* _Your instructions_: Write out every line of the listing below word for word, leaving out the pictures.

* _Data for the task_:

____

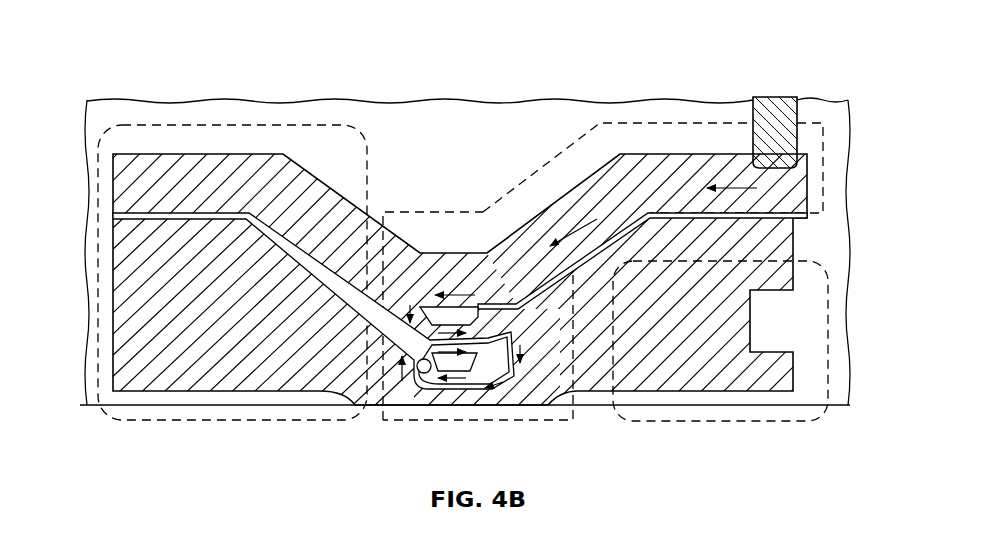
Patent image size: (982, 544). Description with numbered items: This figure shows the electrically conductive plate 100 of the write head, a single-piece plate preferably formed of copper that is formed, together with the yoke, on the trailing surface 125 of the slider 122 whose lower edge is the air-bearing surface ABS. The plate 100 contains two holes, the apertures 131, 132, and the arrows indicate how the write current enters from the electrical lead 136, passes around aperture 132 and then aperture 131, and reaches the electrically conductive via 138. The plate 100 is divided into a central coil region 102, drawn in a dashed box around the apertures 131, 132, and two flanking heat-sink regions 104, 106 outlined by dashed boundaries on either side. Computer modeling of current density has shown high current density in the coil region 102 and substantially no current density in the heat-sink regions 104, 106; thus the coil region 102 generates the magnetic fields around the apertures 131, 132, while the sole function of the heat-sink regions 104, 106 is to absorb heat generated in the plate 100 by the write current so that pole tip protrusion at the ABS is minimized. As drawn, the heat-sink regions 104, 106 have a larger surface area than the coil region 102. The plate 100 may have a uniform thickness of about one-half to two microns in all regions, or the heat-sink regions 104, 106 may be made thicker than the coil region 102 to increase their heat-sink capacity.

The plate 100 is at (192, 162).
The coil region 102 is at (535, 423).
The heat-sink region 104 is at (200, 420).
The heat-sink region 106 is at (763, 423).
The slider 122 is at (588, 93).
The trailing surface 125 is at (483, 117).
The aperture 131 is at (476, 360).
The aperture 132 is at (477, 303).
The electrical lead 136 is at (775, 108).
The electrically conductive via 138 is at (427, 372).
The air-bearing surface ABS is at (600, 407).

____

* _Solution to this task_:
Patent image size: (982, 544). Description with numbered items: This figure shows the electrically conductive plate 100 of the write head, a single-piece plate preferably formed of copper that is formed, together with the yoke, on the trailing surface 125 of the slider 122 whose lower edge is the air-bearing surface ABS. The plate 100 contains two holes, the apertures 131, 132, and the arrows indicate how the write current enters from the electrical lead 136, passes around aperture 132 and then aperture 131, and reaches the electrically conductive via 138. The plate 100 is divided into a central coil region 102, drawn in a dashed box around the apertures 131, 132, and two flanking heat-sink regions 104, 106 outlined by dashed boundaries on either side. Computer modeling of current density has shown high current density in the coil region 102 and substantially no current density in the heat-sink regions 104, 106; thus the coil region 102 generates the magnetic fields around the apertures 131, 132, while the sole function of the heat-sink regions 104, 106 is to absorb heat generated in the plate 100 by the write current so that pole tip protrusion at the ABS is minimized. As drawn, the heat-sink regions 104, 106 have a larger surface area than the coil region 102. The plate 100 may have a uniform thickness of about one-half to two microns in all regions, or the heat-sink regions 104, 106 may be made thicker than the coil region 102 to increase their heat-sink capacity.

The plate 100 is at (192, 162).
The coil region 102 is at (535, 423).
The heat-sink region 104 is at (200, 420).
The heat-sink region 106 is at (763, 423).
The slider 122 is at (588, 93).
The trailing surface 125 is at (483, 117).
The aperture 131 is at (476, 360).
The aperture 132 is at (477, 303).
The electrical lead 136 is at (775, 108).
The electrically conductive via 138 is at (427, 372).
The air-bearing surface ABS is at (600, 407).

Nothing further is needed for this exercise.